### WORK TO DO
Copy each line of the records that contains the word "发现棋子在".

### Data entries
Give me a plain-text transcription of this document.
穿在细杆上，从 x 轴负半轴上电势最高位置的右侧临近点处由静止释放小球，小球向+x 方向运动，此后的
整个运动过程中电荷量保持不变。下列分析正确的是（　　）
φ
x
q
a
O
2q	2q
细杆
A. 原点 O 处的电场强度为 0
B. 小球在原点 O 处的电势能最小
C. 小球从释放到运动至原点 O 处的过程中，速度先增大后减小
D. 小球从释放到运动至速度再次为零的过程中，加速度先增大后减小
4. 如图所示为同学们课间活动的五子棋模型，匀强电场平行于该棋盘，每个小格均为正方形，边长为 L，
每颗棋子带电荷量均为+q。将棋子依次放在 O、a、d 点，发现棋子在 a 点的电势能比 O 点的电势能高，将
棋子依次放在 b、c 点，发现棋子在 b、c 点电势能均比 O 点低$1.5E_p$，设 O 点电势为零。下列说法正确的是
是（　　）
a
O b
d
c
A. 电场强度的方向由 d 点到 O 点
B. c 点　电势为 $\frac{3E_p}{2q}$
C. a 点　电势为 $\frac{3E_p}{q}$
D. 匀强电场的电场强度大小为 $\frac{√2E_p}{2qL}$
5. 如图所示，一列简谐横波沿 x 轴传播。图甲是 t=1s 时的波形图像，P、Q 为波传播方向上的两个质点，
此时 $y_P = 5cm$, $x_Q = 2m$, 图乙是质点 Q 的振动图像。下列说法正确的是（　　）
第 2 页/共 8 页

### EXERCISE OUTPUT
每颗棋子带电荷量均为+q。将棋子依次放在 O、a、d 点，发现棋子在 a 点的电势能比 O 点的电势能高，将
棋子依次放在 b、c 点，发现棋子在 b、c 点电势能均比 O 点低$1.5E_p$，设 O 点电势为零。下列说法正确的是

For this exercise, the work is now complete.